_EXERCISE_.
Write the material out again, line by line, exactly as it is.

* * *

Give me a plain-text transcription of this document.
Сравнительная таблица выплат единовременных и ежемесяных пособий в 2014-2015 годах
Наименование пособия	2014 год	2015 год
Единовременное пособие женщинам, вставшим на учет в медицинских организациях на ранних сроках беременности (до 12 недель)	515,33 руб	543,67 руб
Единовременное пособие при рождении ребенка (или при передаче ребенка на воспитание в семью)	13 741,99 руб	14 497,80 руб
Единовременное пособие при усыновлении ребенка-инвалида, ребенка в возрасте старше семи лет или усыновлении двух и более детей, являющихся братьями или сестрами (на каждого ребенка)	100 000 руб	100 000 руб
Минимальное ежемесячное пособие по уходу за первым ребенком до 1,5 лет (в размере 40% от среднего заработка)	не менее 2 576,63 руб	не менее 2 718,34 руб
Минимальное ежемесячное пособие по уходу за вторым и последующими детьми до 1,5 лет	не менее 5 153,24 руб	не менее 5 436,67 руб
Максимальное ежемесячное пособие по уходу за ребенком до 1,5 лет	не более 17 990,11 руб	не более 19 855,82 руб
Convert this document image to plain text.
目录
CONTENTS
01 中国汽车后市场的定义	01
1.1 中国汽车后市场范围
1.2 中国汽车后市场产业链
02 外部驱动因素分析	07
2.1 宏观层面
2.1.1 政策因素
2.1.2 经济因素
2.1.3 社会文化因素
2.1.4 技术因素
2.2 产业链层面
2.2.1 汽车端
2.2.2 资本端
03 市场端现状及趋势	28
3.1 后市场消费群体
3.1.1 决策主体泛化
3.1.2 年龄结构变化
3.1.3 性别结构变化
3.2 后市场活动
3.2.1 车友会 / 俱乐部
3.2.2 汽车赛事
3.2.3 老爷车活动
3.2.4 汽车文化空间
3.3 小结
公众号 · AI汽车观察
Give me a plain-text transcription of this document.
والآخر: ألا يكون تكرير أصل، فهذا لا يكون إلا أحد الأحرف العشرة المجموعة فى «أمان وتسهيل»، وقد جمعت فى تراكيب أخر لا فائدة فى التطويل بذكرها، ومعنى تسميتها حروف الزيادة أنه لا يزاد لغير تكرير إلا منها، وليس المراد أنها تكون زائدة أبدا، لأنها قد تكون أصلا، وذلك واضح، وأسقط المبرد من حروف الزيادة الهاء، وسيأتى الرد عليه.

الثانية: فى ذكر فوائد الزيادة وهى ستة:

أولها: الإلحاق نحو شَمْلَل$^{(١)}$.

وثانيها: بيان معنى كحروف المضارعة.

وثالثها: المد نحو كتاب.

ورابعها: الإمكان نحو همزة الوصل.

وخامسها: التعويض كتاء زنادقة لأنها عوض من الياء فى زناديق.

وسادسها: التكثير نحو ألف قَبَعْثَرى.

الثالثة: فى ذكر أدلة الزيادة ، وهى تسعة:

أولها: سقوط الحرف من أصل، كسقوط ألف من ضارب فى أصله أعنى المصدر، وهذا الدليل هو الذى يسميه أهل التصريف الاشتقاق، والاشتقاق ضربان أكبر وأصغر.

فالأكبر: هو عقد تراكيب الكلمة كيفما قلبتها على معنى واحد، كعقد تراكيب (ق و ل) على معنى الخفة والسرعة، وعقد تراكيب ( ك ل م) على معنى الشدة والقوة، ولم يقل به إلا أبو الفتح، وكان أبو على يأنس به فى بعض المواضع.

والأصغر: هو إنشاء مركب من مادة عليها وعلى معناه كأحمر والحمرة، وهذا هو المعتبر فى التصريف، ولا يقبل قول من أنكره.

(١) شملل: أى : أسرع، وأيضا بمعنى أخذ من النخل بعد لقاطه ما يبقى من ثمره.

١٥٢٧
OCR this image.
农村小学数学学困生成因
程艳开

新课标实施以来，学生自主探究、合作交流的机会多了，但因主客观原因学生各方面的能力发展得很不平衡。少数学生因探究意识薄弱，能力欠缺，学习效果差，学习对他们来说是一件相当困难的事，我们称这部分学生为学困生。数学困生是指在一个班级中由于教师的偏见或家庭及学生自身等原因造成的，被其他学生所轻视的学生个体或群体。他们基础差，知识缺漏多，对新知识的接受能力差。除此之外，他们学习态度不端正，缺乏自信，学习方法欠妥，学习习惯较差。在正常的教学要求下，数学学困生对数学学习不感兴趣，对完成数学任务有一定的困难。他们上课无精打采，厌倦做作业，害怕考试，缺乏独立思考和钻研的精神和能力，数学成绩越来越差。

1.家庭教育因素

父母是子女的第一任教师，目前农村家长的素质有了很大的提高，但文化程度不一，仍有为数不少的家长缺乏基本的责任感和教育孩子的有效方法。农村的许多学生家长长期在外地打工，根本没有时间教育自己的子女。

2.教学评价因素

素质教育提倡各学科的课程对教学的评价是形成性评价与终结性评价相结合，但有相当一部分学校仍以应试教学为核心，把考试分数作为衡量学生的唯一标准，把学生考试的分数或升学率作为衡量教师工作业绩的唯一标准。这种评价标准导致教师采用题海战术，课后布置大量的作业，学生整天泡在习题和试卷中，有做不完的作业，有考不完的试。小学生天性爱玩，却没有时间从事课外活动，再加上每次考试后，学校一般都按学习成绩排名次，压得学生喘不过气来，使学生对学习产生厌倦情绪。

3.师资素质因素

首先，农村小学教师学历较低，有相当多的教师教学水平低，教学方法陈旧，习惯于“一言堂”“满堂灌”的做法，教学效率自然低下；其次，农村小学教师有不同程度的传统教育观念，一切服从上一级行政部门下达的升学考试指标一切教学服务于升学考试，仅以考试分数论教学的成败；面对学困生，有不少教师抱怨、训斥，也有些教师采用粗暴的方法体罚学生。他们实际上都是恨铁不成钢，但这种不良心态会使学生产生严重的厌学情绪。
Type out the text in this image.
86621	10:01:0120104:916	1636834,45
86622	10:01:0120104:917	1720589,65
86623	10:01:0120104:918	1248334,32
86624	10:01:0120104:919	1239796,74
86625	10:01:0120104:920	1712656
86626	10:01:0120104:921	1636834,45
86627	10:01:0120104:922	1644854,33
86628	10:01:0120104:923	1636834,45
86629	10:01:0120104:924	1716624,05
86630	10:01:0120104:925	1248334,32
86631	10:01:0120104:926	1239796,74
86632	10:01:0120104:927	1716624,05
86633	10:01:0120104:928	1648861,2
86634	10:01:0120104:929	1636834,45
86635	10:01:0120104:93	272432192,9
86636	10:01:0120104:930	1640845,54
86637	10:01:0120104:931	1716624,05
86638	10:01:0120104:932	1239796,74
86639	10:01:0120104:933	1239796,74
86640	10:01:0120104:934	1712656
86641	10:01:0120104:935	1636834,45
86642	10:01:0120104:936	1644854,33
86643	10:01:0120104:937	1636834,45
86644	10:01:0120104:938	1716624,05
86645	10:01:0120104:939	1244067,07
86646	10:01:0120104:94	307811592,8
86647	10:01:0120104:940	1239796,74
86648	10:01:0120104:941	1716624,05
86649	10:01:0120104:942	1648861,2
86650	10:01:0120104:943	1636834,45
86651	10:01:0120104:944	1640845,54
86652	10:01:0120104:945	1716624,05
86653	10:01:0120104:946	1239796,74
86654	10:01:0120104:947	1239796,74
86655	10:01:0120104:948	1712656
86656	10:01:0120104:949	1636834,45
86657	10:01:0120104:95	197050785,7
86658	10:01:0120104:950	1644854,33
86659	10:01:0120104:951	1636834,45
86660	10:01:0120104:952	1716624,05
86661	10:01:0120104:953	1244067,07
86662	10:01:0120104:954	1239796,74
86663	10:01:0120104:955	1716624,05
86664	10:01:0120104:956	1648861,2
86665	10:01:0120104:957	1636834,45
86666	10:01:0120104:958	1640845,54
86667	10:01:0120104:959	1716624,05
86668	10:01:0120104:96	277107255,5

* * *

_THE ANSWER_.
Give me a plain-text transcription of this document.
Сравнительная таблица выплат единовременных и ежемесяных пособий в 2014-2015 годах
Наименование пособия	2014 год	2015 год
Единовременное пособие женщинам, вставшим на учет в медицинских организациях на ранних сроках беременности (до 12 недель)	515,33 руб	543,67 руб
Единовременное пособие при рождении ребенка (или при передаче ребенка на воспитание в семью)	13 741,99 руб	14 497,80 руб
Единовременное пособие при усыновлении ребенка-инвалида, ребенка в возрасте старше семи лет или усыновлении двух и более детей, являющихся братьями или сестрами (на каждого ребенка)	100 000 руб	100 000 руб
Минимальное ежемесячное пособие по уходу за первым ребенком до 1,5 лет (в размере 40% от среднего заработка)	не менее 2 576,63 руб	не менее 2 718,34 руб
Минимальное ежемесячное пособие по уходу за вторым и последующими детьми до 1,5 лет	не менее 5 153,24 руб	не менее 5 436,67 руб
Максимальное ежемесячное пособие по уходу за ребенком до 1,5 лет	не более 17 990,11 руб	не более 19 855,82 руб
Convert this document image to plain text.
目录
CONTENTS
01 中国汽车后市场的定义	01
1.1 中国汽车后市场范围
1.2 中国汽车后市场产业链
02 外部驱动因素分析	07
2.1 宏观层面
2.1.1 政策因素
2.1.2 经济因素
2.1.3 社会文化因素
2.1.4 技术因素
2.2 产业链层面
2.2.1 汽车端
2.2.2 资本端
03 市场端现状及趋势	28
3.1 后市场消费群体
3.1.1 决策主体泛化
3.1.2 年龄结构变化
3.1.3 性别结构变化
3.2 后市场活动
3.2.1 车友会 / 俱乐部
3.2.2 汽车赛事
3.2.3 老爷车活动
3.2.4 汽车文化空间
3.3 小结
公众号 · AI汽车观察
Give me a plain-text transcription of this document.
والآخر: ألا يكون تكرير أصل، فهذا لا يكون إلا أحد الأحرف العشرة المجموعة فى «أمان وتسهيل»، وقد جمعت فى تراكيب أخر لا فائدة فى التطويل بذكرها، ومعنى تسميتها حروف الزيادة أنه لا يزاد لغير تكرير إلا منها، وليس المراد أنها تكون زائدة أبدا، لأنها قد تكون أصلا، وذلك واضح، وأسقط المبرد من حروف الزيادة الهاء، وسيأتى الرد عليه.

الثانية: فى ذكر فوائد الزيادة وهى ستة:

أولها: الإلحاق نحو شَمْلَل$^{(١)}$.

وثانيها: بيان معنى كحروف المضارعة.

وثالثها: المد نحو كتاب.

ورابعها: الإمكان نحو همزة الوصل.

وخامسها: التعويض كتاء زنادقة لأنها عوض من الياء فى زناديق.

وسادسها: التكثير نحو ألف قَبَعْثَرى.

الثالثة: فى ذكر أدلة الزيادة ، وهى تسعة:

أولها: سقوط الحرف من أصل، كسقوط ألف من ضارب فى أصله أعنى المصدر، وهذا الدليل هو الذى يسميه أهل التصريف الاشتقاق، والاشتقاق ضربان أكبر وأصغر.

فالأكبر: هو عقد تراكيب الكلمة كيفما قلبتها على معنى واحد، كعقد تراكيب (ق و ل) على معنى الخفة والسرعة، وعقد تراكيب ( ك ل م) على معنى الشدة والقوة، ولم يقل به إلا أبو الفتح، وكان أبو على يأنس به فى بعض المواضع.

والأصغر: هو إنشاء مركب من مادة عليها وعلى معناه كأحمر والحمرة، وهذا هو المعتبر فى التصريف، ولا يقبل قول من أنكره.

(١) شملل: أى : أسرع، وأيضا بمعنى أخذ من النخل بعد لقاطه ما يبقى من ثمره.

١٥٢٧
OCR this image.
农村小学数学学困生成因
程艳开

新课标实施以来，学生自主探究、合作交流的机会多了，但因主客观原因学生各方面的能力发展得很不平衡。少数学生因探究意识薄弱，能力欠缺，学习效果差，学习对他们来说是一件相当困难的事，我们称这部分学生为学困生。数学困生是指在一个班级中由于教师的偏见或家庭及学生自身等原因造成的，被其他学生所轻视的学生个体或群体。他们基础差，知识缺漏多，对新知识的接受能力差。除此之外，他们学习态度不端正，缺乏自信，学习方法欠妥，学习习惯较差。在正常的教学要求下，数学学困生对数学学习不感兴趣，对完成数学任务有一定的困难。他们上课无精打采，厌倦做作业，害怕考试，缺乏独立思考和钻研的精神和能力，数学成绩越来越差。

1.家庭教育因素

父母是子女的第一任教师，目前农村家长的素质有了很大的提高，但文化程度不一，仍有为数不少的家长缺乏基本的责任感和教育孩子的有效方法。农村的许多学生家长长期在外地打工，根本没有时间教育自己的子女。

2.教学评价因素

素质教育提倡各学科的课程对教学的评价是形成性评价与终结性评价相结合，但有相当一部分学校仍以应试教学为核心，把考试分数作为衡量学生的唯一标准，把学生考试的分数或升学率作为衡量教师工作业绩的唯一标准。这种评价标准导致教师采用题海战术，课后布置大量的作业，学生整天泡在习题和试卷中，有做不完的作业，有考不完的试。小学生天性爱玩，却没有时间从事课外活动，再加上每次考试后，学校一般都按学习成绩排名次，压得学生喘不过气来，使学生对学习产生厌倦情绪。

3.师资素质因素

首先，农村小学教师学历较低，有相当多的教师教学水平低，教学方法陈旧，习惯于“一言堂”“满堂灌”的做法，教学效率自然低下；其次，农村小学教师有不同程度的传统教育观念，一切服从上一级行政部门下达的升学考试指标一切教学服务于升学考试，仅以考试分数论教学的成败；面对学困生，有不少教师抱怨、训斥，也有些教师采用粗暴的方法体罚学生。他们实际上都是恨铁不成钢，但这种不良心态会使学生产生严重的厌学情绪。
Type out the text in this image.
86621	10:01:0120104:916	1636834,45
86622	10:01:0120104:917	1720589,65
86623	10:01:0120104:918	1248334,32
86624	10:01:0120104:919	1239796,74
86625	10:01:0120104:920	1712656
86626	10:01:0120104:921	1636834,45
86627	10:01:0120104:922	1644854,33
86628	10:01:0120104:923	1636834,45
86629	10:01:0120104:924	1716624,05
86630	10:01:0120104:925	1248334,32
86631	10:01:0120104:926	1239796,74
86632	10:01:0120104:927	1716624,05
86633	10:01:0120104:928	1648861,2
86634	10:01:0120104:929	1636834,45
86635	10:01:0120104:93	272432192,9
86636	10:01:0120104:930	1640845,54
86637	10:01:0120104:931	1716624,05
86638	10:01:0120104:932	1239796,74
86639	10:01:0120104:933	1239796,74
86640	10:01:0120104:934	1712656
86641	10:01:0120104:935	1636834,45
86642	10:01:0120104:936	1644854,33
86643	10:01:0120104:937	1636834,45
86644	10:01:0120104:938	1716624,05
86645	10:01:0120104:939	1244067,07
86646	10:01:0120104:94	307811592,8
86647	10:01:0120104:940	1239796,74
86648	10:01:0120104:941	1716624,05
86649	10:01:0120104:942	1648861,2
86650	10:01:0120104:943	1636834,45
86651	10:01:0120104:944	1640845,54
86652	10:01:0120104:945	1716624,05
86653	10:01:0120104:946	1239796,74
86654	10:01:0120104:947	1239796,74
86655	10:01:0120104:948	1712656
86656	10:01:0120104:949	1636834,45
86657	10:01:0120104:95	197050785,7
86658	10:01:0120104:950	1644854,33
86659	10:01:0120104:951	1636834,45
86660	10:01:0120104:952	1716624,05
86661	10:01:0120104:953	1244067,07
86662	10:01:0120104:954	1239796,74
86663	10:01:0120104:955	1716624,05
86664	10:01:0120104:956	1648861,2
86665	10:01:0120104:957	1636834,45
86666	10:01:0120104:958	1640845,54
86667	10:01:0120104:959	1716624,05
86668	10:01:0120104:96	277107255,5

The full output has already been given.